● **OBJECTIVE**: Edit these rows by changing "traction bolt" to "tension bolt" and keeping everything else the same.

● **RECORDS**:
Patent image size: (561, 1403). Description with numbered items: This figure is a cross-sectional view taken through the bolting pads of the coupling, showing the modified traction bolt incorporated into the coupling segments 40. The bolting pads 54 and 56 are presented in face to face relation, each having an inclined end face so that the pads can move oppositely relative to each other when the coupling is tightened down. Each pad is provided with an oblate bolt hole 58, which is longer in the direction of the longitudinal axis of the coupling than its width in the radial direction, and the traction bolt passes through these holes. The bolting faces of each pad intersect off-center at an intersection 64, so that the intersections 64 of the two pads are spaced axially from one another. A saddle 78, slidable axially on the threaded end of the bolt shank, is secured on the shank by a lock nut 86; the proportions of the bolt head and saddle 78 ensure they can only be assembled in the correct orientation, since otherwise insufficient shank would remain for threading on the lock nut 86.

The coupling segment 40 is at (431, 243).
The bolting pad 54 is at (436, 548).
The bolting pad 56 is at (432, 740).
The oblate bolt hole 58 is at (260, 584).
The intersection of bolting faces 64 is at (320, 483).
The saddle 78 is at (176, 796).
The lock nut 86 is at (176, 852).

● **WORKED ANSWER**:
Patent image size: (561, 1403). Description with numbered items: This figure is a cross-sectional view taken through the bolting pads of the coupling, showing the modified tension bolt incorporated into the coupling segments 40. The bolting pads 54 and 56 are presented in face to face relation, each having an inclined end face so that the pads can move oppositely relative to each other when the coupling is tightened down. Each pad is provided with an oblate bolt hole 58, which is longer in the direction of the longitudinal axis of the coupling than its width in the radial direction, and the tension bolt passes through these holes. The bolting faces of each pad intersect off-center at an intersection 64, so that the intersections 64 of the two pads are spaced axially from one another. A saddle 78, slidable axially on the threaded end of the bolt shank, is secured on the shank by a lock nut 86; the proportions of the bolt head and saddle 78 ensure they can only be assembled in the correct orientation, since otherwise insufficient shank would remain for threading on the lock nut 86.

The coupling segment 40 is at (431, 243).
The bolting pad 54 is at (436, 548).
The bolting pad 56 is at (432, 740).
The oblate bolt hole 58 is at (260, 584).
The intersection of bolting faces 64 is at (320, 483).
The saddle 78 is at (176, 796).
The lock nut 86 is at (176, 852).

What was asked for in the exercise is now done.